## START Supplied material

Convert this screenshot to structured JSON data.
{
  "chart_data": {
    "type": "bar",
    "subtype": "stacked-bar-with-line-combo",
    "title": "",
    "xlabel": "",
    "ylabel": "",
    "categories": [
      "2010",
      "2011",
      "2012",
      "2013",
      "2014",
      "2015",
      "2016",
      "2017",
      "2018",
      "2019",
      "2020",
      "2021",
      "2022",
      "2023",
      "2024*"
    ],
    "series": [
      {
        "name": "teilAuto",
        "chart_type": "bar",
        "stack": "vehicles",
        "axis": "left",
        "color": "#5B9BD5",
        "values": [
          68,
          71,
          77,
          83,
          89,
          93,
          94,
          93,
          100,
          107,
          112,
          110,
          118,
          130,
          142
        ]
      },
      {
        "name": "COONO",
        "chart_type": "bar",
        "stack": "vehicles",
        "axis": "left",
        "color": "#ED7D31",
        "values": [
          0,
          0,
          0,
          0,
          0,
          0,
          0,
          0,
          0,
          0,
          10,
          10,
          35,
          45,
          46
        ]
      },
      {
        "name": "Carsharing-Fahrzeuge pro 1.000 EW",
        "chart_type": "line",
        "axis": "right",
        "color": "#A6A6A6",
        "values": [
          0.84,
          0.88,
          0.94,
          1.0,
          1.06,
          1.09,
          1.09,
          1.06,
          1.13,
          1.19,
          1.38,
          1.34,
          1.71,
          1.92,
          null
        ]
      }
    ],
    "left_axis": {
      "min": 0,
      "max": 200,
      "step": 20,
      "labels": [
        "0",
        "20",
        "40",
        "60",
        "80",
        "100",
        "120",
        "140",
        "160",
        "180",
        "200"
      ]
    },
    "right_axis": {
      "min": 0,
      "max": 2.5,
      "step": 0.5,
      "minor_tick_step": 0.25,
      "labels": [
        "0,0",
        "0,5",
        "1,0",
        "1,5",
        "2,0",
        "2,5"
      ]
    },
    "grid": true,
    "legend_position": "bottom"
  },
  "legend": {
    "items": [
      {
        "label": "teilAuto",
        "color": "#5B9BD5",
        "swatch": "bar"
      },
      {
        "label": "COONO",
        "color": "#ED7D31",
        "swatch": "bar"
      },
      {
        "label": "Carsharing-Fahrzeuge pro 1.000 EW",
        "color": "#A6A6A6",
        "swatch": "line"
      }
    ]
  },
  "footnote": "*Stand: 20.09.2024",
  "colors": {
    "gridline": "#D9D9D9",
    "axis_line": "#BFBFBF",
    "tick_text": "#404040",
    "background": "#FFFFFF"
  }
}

## END Supplied material

Exactly reproduce all of the entries above.

## The completed task
Convert this screenshot to structured JSON data.
{
  "chart_data": {
    "type": "bar",
    "subtype": "stacked-bar-with-line-combo",
    "title": "",
    "xlabel": "",
    "ylabel": "",
    "categories": [
      "2010",
      "2011",
      "2012",
      "2013",
      "2014",
      "2015",
      "2016",
      "2017",
      "2018",
      "2019",
      "2020",
      "2021",
      "2022",
      "2023",
      "2024*"
    ],
    "series": [
      {
        "name": "teilAuto",
        "chart_type": "bar",
        "stack": "vehicles",
        "axis": "left",
        "color": "#5B9BD5",
        "values": [
          68,
          71,
          77,
          83,
          89,
          93,
          94,
          93,
          100,
          107,
          112,
          110,
          118,
          130,
          142
        ]
      },
      {
        "name": "COONO",
        "chart_type": "bar",
        "stack": "vehicles",
        "axis": "left",
        "color": "#ED7D31",
        "values": [
          0,
          0,
          0,
          0,
          0,
          0,
          0,
          0,
          0,
          0,
          10,
          10,
          35,
          45,
          46
        ]
      },
      {
        "name": "Carsharing-Fahrzeuge pro 1.000 EW",
        "chart_type": "line",
        "axis": "right",
        "color": "#A6A6A6",
        "values": [
          0.84,
          0.88,
          0.94,
          1.0,
          1.06,
          1.09,
          1.09,
          1.06,
          1.13,
          1.19,
          1.38,
          1.34,
          1.71,
          1.92,
          null
        ]
      }
    ],
    "left_axis": {
      "min": 0,
      "max": 200,
      "step": 20,
      "labels": [
        "0",
        "20",
        "40",
        "60",
        "80",
        "100",
        "120",
        "140",
        "160",
        "180",
        "200"
      ]
    },
    "right_axis": {
      "min": 0,
      "max": 2.5,
      "step": 0.5,
      "minor_tick_step": 0.25,
      "labels": [
        "0,0",
        "0,5",
        "1,0",
        "1,5",
        "2,0",
        "2,5"
      ]
    },
    "grid": true,
    "legend_position": "bottom"
  },
  "legend": {
    "items": [
      {
        "label": "teilAuto",
        "color": "#5B9BD5",
        "swatch": "bar"
      },
      {
        "label": "COONO",
        "color": "#ED7D31",
        "swatch": "bar"
      },
      {
        "label": "Carsharing-Fahrzeuge pro 1.000 EW",
        "color": "#A6A6A6",
        "swatch": "line"
      }
    ]
  },
  "footnote": "*Stand: 20.09.2024",
  "colors": {
    "gridline": "#D9D9D9",
    "axis_line": "#BFBFBF",
    "tick_text": "#404040",
    "background": "#FFFFFF"
  }
}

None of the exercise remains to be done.